-- BEGIN INFORMATION GIVEN --
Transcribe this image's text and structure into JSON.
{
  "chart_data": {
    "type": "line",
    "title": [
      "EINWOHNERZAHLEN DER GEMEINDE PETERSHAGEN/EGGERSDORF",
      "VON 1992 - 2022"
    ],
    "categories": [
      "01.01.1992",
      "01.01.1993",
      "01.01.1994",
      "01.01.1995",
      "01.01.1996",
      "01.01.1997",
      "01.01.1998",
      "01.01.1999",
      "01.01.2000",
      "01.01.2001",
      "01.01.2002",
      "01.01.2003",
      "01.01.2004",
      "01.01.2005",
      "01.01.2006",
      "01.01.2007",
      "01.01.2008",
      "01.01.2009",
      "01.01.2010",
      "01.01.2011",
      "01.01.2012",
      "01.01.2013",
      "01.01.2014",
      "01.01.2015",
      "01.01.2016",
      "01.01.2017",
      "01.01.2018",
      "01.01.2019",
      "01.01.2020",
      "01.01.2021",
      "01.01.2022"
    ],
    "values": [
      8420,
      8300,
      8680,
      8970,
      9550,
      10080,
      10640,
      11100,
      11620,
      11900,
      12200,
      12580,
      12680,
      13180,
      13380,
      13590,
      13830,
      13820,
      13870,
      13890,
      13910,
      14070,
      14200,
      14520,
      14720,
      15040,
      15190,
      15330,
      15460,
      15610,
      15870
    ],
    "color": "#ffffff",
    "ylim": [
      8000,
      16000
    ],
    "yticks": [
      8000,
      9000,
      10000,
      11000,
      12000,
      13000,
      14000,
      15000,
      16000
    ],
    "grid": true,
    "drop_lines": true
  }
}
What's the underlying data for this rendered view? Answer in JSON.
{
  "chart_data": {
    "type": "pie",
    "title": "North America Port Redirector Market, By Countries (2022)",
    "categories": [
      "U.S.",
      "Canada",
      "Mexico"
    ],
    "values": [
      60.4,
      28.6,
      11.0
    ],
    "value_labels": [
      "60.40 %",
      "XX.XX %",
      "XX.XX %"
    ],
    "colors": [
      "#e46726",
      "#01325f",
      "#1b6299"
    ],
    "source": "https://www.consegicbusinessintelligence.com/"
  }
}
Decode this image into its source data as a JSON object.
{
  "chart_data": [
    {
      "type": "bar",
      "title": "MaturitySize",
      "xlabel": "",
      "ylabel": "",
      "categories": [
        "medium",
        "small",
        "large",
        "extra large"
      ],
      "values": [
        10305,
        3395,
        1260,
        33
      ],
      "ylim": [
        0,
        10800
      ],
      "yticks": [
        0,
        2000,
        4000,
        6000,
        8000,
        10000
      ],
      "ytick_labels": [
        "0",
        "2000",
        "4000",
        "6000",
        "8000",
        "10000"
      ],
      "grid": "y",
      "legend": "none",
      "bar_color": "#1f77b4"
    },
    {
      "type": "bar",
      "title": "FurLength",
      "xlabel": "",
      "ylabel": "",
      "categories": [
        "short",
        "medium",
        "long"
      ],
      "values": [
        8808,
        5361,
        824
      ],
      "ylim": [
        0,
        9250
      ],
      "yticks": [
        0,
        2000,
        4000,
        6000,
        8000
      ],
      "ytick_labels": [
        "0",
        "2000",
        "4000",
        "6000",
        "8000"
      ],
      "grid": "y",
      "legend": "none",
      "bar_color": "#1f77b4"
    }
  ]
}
-- END INFORMATION GIVEN --
#### STATED TASK
Collect, from the material above, every line containing the word "source".

#### EXERCISE RESULT
    "source": "https://www.consegicbusinessintelligence.com/"
Decode this image into its source data as a JSON object.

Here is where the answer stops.